[Stored dataset items]
__________________________________________________
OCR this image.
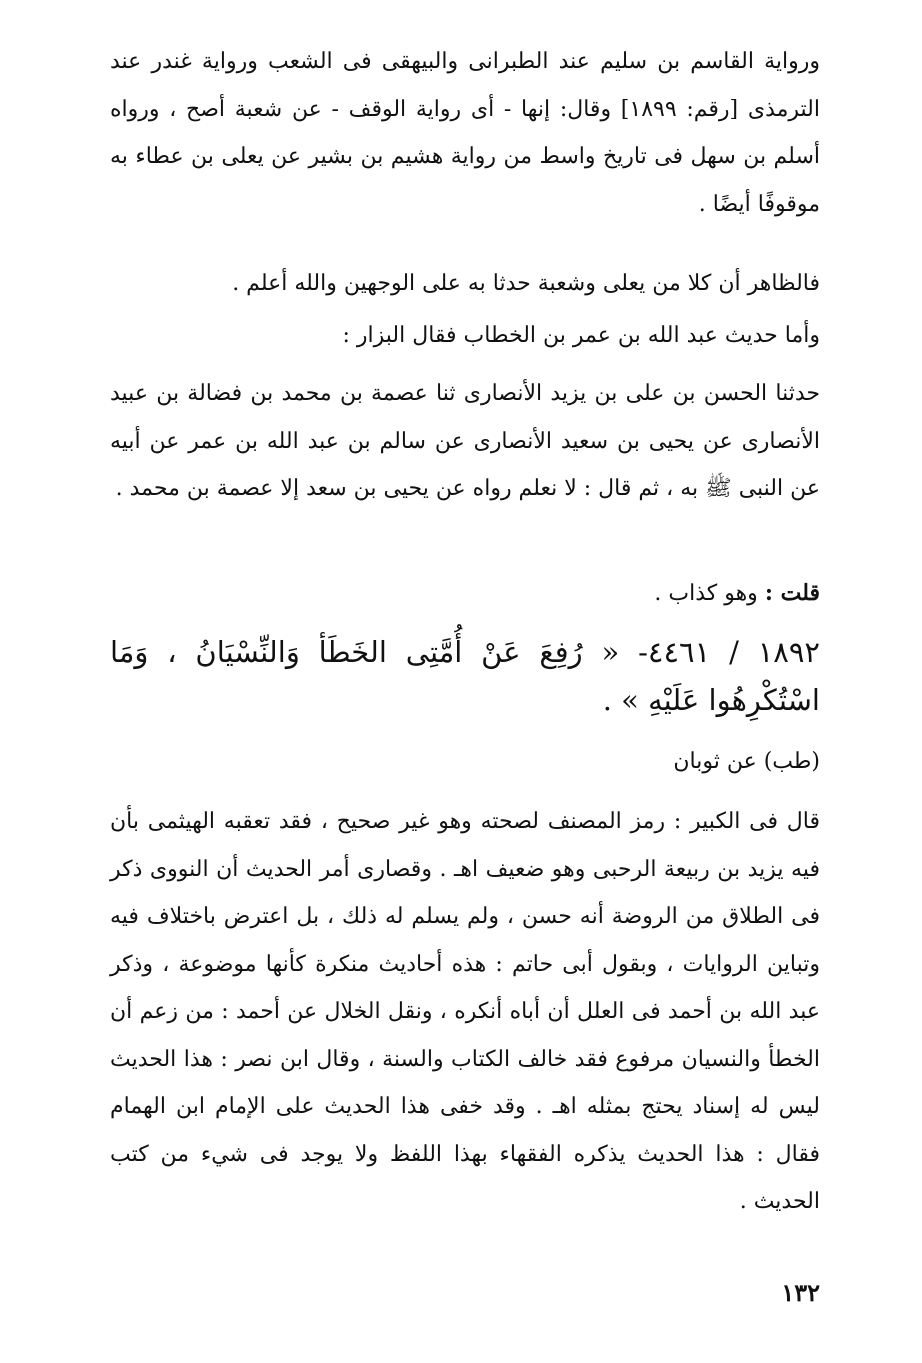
ورواية القاسم بن سليم عند الطبرانى والبيهقى فى الشعب ورواية غندر عند الترمذى [رقم: ١٨٩٩] وقال: إنها - أى رواية الوقف - عن شعبة أصح ، ورواه أسلم بن سهل فى تاريخ واسط من رواية هشيم بن بشير عن يعلى بن عطاء به موقوفًا أيضًا .

فالظاهر أن كلا من يعلى وشعبة حدثا به على الوجهين والله أعلم .

وأما حديث عبد الله بن عمر بن الخطاب فقال البزار :

حدثنا الحسن بن على بن يزيد الأنصارى ثنا عصمة بن محمد بن فضالة بن عبيد الأنصارى عن يحيى بن سعيد الأنصارى عن سالم بن عبد الله بن عمر عن أبيه عن النبى ﷺ به ، ثم قال : لا نعلم رواه عن يحيى بن سعد إلا عصمة بن محمد .

قلت : وهو كذاب .

١٨٩٢ / ٤٤٦١- « رُفِعَ عَنْ أُمَّتِى الخَطَأ وَالنِّسْيَانُ ، وَمَا اسْتُكْرِهُوا عَلَيْهِ » .

(طب) عن ثوبان

قال فى الكبير : رمز المصنف لصحته وهو غير صحيح ، فقد تعقبه الهيثمى بأن فيه يزيد بن ربيعة الرحبى وهو ضعيف اهـ . وقصارى أمر الحديث أن النووى ذكر فى الطلاق من الروضة أنه حسن ، ولم يسلم له ذلك ، بل اعترض باختلاف فيه وتباين الروايات ، وبقول أبى حاتم : هذه أحاديث منكرة كأنها موضوعة ، وذكر عبد الله بن أحمد فى العلل أن أباه أنكره ، ونقل الخلال عن أحمد : من زعم أن الخطأ والنسيان مرفوع فقد خالف الكتاب والسنة ، وقال ابن نصر : هذا الحديث ليس له إسناد يحتج بمثله اهـ . وقد خفى هذا الحديث على الإمام ابن الهمام فقال : هذا الحديث يذكره الفقهاء بهذا اللفظ ولا يوجد فى شيء من كتب الحديث .

١٣٢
__________________________________________________
● **CHALLENGE**
Transcribe every record above exactly, leaving out the pictures.

● **RESPONSE**
OCR this image.
ورواية القاسم بن سليم عند الطبرانى والبيهقى فى الشعب ورواية غندر عند الترمذى [رقم: ١٨٩٩] وقال: إنها - أى رواية الوقف - عن شعبة أصح ، ورواه أسلم بن سهل فى تاريخ واسط من رواية هشيم بن بشير عن يعلى بن عطاء به موقوفًا أيضًا .

فالظاهر أن كلا من يعلى وشعبة حدثا به على الوجهين والله أعلم .

وأما حديث عبد الله بن عمر بن الخطاب فقال البزار :

حدثنا الحسن بن على بن يزيد الأنصارى ثنا عصمة بن محمد بن فضالة بن عبيد الأنصارى عن يحيى بن سعيد الأنصارى عن سالم بن عبد الله بن عمر عن أبيه عن النبى ﷺ به ، ثم قال : لا نعلم رواه عن يحيى بن سعد إلا عصمة بن محمد .

قلت : وهو كذاب .

١٨٩٢ / ٤٤٦١- « رُفِعَ عَنْ أُمَّتِى الخَطَأ وَالنِّسْيَانُ ، وَمَا اسْتُكْرِهُوا عَلَيْهِ » .

(طب) عن ثوبان

قال فى الكبير : رمز المصنف لصحته وهو غير صحيح ، فقد تعقبه الهيثمى بأن فيه يزيد بن ربيعة الرحبى وهو ضعيف اهـ . وقصارى أمر الحديث أن النووى ذكر فى الطلاق من الروضة أنه حسن ، ولم يسلم له ذلك ، بل اعترض باختلاف فيه وتباين الروايات ، وبقول أبى حاتم : هذه أحاديث منكرة كأنها موضوعة ، وذكر عبد الله بن أحمد فى العلل أن أباه أنكره ، ونقل الخلال عن أحمد : من زعم أن الخطأ والنسيان مرفوع فقد خالف الكتاب والسنة ، وقال ابن نصر : هذا الحديث ليس له إسناد يحتج بمثله اهـ . وقد خفى هذا الحديث على الإمام ابن الهمام فقال : هذا الحديث يذكره الفقهاء بهذا اللفظ ولا يوجد فى شيء من كتب الحديث .

١٣٢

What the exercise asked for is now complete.